*Extracted records:*
"""
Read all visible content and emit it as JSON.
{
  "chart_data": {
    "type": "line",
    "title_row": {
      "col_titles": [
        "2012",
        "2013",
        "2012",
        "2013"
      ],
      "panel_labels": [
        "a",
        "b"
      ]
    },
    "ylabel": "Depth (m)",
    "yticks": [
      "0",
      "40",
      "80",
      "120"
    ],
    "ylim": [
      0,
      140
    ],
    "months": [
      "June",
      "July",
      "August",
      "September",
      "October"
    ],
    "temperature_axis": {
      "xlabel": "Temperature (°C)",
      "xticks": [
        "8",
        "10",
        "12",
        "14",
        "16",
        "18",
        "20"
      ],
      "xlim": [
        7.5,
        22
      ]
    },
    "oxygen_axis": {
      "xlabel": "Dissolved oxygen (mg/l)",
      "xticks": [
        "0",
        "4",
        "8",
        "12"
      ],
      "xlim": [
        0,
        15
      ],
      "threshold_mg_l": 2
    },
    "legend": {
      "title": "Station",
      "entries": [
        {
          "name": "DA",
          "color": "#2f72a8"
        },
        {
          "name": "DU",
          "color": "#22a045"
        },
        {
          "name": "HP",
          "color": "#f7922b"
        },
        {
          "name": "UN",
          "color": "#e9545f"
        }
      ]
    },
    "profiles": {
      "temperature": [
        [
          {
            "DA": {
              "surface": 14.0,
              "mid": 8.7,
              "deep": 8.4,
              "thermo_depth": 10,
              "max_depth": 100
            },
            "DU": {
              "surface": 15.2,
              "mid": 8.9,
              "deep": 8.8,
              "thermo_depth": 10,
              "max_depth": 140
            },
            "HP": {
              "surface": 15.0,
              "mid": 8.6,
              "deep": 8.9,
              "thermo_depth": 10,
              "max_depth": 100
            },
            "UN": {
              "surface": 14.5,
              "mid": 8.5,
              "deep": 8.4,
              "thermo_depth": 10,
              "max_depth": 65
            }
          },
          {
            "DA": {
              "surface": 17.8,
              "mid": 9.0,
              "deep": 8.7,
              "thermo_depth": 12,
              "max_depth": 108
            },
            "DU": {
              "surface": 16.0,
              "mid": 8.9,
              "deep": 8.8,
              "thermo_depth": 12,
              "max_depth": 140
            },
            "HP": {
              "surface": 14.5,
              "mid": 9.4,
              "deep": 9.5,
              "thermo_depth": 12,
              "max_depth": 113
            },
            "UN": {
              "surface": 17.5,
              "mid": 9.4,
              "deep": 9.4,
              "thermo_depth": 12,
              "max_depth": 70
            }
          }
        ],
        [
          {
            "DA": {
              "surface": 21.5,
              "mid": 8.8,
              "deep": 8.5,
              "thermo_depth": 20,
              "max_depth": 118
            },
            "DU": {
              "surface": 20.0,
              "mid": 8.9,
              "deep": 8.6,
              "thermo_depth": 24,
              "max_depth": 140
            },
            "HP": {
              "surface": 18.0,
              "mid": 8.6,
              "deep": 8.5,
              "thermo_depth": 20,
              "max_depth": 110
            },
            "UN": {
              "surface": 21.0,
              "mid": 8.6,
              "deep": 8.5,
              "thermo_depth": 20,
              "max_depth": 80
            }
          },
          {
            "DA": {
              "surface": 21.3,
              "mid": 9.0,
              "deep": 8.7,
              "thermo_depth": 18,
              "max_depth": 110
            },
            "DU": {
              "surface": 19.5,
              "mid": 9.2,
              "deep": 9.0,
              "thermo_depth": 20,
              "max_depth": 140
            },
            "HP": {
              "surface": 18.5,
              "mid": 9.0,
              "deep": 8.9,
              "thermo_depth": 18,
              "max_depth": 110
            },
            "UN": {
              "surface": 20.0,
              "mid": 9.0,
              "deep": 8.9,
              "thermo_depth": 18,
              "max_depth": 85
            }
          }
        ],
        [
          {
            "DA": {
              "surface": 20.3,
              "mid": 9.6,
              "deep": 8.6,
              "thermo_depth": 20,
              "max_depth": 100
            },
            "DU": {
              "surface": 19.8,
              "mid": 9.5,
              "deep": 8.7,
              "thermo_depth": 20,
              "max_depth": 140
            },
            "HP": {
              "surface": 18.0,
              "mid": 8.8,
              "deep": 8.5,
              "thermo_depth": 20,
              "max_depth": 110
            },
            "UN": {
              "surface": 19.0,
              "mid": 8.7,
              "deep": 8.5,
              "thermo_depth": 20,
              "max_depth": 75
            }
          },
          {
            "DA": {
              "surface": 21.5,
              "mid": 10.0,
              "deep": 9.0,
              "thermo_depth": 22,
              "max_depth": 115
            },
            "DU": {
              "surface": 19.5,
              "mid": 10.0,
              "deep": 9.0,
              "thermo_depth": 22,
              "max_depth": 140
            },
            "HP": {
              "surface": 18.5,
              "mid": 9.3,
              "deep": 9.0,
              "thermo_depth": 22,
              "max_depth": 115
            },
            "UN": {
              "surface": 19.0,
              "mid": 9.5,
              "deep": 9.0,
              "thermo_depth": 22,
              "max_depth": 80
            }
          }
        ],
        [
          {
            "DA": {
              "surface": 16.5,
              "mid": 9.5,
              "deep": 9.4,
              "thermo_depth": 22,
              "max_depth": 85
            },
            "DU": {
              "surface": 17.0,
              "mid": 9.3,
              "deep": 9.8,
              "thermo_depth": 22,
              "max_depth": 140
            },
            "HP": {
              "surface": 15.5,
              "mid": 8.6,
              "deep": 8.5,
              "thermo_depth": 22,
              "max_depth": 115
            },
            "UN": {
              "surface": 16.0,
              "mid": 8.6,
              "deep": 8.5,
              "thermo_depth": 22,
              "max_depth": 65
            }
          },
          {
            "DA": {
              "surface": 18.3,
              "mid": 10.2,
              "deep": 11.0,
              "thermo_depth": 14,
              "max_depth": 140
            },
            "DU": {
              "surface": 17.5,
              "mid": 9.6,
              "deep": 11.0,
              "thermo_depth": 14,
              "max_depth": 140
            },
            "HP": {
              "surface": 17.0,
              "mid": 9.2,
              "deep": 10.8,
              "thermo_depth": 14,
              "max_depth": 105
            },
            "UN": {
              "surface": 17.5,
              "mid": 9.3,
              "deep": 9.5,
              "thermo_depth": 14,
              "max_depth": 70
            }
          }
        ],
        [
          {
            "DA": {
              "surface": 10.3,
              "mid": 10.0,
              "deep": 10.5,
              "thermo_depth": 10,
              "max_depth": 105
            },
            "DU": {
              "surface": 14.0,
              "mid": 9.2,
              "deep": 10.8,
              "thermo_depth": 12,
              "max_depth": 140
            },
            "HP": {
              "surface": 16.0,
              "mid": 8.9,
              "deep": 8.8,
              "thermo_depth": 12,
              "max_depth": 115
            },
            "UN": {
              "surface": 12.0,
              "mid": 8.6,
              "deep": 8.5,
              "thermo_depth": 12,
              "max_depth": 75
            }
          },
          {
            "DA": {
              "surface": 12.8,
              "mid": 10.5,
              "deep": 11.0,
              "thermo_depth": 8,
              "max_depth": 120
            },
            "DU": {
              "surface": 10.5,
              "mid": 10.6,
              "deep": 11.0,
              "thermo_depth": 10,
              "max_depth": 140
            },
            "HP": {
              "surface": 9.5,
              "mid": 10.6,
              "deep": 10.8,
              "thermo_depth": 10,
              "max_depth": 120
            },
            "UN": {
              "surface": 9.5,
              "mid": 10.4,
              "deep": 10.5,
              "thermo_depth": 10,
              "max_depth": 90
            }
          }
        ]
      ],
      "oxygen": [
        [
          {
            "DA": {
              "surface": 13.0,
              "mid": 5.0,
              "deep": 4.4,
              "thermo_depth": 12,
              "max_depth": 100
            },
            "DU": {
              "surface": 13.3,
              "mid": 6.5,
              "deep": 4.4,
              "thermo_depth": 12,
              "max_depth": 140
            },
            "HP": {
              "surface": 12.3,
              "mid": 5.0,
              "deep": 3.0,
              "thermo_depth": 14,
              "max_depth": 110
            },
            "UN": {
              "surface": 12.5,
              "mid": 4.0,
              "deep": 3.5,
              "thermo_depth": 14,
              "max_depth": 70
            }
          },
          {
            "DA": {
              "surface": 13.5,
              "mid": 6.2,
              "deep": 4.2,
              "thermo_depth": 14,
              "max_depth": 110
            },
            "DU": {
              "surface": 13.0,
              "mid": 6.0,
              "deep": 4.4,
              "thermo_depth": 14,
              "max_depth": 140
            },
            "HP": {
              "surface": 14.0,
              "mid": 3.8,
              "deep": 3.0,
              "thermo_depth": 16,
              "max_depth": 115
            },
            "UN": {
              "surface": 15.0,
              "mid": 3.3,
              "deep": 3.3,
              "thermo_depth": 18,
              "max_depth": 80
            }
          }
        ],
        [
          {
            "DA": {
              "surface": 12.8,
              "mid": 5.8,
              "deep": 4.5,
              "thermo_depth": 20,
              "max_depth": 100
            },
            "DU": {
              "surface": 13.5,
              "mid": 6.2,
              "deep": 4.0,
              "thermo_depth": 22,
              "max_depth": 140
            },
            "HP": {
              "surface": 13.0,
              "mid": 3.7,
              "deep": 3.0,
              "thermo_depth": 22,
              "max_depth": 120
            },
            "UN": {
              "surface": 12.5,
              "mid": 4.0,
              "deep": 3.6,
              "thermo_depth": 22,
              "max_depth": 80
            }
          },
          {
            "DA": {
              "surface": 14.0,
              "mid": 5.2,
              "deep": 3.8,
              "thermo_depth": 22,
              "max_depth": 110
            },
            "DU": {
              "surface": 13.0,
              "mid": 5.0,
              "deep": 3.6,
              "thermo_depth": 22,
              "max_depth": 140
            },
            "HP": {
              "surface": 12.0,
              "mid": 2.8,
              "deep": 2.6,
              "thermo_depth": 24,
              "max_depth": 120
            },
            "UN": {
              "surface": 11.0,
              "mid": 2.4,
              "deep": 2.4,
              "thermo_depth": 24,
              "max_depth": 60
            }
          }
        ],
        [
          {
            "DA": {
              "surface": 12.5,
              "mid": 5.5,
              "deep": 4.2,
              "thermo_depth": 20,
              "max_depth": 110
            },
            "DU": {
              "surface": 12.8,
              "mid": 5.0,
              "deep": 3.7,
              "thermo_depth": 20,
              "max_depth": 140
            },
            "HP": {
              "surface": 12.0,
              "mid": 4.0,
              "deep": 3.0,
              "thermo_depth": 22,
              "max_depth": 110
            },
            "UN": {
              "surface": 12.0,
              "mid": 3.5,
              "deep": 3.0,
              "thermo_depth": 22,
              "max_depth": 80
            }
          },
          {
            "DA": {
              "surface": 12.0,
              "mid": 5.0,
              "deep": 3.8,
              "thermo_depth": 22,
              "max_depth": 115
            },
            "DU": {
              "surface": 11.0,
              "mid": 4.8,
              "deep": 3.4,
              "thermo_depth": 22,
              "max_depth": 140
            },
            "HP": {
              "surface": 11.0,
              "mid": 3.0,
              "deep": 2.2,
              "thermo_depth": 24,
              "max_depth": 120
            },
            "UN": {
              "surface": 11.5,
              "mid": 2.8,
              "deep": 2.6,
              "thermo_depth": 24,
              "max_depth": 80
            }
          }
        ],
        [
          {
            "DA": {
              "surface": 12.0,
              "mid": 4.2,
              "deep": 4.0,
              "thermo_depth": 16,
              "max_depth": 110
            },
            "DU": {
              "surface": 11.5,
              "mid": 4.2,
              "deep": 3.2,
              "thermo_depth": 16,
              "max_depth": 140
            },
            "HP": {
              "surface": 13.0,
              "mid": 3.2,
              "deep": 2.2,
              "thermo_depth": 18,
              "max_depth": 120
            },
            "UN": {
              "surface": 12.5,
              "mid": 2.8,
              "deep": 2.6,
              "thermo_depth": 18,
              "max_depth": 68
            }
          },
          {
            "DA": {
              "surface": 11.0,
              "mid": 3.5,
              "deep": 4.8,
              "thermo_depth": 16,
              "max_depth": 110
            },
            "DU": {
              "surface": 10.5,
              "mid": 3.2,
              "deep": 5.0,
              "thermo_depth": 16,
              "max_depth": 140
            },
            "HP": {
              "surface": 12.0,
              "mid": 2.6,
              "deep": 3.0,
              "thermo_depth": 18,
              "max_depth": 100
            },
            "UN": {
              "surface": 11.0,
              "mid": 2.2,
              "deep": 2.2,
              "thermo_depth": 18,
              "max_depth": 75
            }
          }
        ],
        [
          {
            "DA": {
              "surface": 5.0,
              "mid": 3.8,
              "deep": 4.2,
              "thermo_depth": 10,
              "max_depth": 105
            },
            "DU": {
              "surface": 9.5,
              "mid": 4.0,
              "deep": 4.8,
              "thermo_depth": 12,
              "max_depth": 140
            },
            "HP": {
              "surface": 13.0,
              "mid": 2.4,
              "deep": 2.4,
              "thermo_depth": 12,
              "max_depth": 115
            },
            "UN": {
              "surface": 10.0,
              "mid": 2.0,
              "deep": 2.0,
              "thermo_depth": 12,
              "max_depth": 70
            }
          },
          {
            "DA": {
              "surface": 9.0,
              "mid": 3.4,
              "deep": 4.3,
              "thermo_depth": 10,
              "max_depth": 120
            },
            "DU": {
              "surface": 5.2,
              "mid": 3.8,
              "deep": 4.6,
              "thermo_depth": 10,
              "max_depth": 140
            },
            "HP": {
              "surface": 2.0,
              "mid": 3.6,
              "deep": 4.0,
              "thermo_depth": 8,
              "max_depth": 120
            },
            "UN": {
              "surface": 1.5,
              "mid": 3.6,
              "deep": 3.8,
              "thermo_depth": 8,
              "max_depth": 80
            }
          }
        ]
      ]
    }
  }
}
"""
Of the lines above, how many include the word "color"? Reply with the number alone.

*Final result:* 4